▶ [Work to do]: Select the lines that contain "Expansion" and copy each of them.

▶ [Record extracts]:
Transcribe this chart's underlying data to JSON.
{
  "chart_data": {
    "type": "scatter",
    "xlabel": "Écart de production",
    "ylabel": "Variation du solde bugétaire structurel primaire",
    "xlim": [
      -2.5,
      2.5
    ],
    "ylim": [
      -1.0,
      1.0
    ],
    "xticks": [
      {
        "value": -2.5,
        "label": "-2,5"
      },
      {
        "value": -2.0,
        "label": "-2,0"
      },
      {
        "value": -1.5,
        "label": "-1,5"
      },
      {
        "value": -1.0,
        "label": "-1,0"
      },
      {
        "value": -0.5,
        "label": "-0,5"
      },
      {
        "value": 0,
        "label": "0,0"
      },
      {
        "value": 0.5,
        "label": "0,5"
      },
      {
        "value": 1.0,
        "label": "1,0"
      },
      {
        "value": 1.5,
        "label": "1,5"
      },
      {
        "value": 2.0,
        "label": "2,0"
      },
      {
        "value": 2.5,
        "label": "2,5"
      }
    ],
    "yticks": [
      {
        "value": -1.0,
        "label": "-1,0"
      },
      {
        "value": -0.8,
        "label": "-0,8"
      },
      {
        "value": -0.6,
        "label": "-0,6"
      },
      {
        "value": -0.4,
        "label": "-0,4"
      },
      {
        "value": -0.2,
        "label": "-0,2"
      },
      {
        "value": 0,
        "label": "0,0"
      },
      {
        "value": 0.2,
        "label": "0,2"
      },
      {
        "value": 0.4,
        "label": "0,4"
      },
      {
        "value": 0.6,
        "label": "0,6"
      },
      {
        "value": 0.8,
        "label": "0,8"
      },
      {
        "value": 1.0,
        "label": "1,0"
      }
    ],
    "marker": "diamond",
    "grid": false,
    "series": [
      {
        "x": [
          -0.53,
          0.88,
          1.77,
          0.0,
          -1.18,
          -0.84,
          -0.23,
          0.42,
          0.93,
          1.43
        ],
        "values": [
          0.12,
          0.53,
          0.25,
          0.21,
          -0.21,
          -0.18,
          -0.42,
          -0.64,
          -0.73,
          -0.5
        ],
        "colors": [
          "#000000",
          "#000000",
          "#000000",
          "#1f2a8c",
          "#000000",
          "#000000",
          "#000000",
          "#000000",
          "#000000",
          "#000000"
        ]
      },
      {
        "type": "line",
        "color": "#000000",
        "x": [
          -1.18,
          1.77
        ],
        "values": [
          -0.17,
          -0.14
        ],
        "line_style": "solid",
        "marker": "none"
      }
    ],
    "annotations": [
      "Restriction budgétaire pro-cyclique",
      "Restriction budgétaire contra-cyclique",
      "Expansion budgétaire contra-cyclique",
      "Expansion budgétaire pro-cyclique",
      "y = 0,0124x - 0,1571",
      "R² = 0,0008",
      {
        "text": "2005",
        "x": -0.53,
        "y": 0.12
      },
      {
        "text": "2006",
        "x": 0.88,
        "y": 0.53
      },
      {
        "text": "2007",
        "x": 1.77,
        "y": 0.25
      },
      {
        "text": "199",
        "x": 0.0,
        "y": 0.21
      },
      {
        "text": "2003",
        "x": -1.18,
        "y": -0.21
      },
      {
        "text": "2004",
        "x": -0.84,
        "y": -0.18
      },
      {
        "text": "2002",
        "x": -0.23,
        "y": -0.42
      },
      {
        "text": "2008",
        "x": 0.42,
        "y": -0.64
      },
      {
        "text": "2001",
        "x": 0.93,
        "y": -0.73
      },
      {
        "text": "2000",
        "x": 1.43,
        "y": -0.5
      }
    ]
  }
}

▶ [The reply]:
      "Expansion budgétaire contra-cyclique",
      "Expansion budgétaire pro-cyclique",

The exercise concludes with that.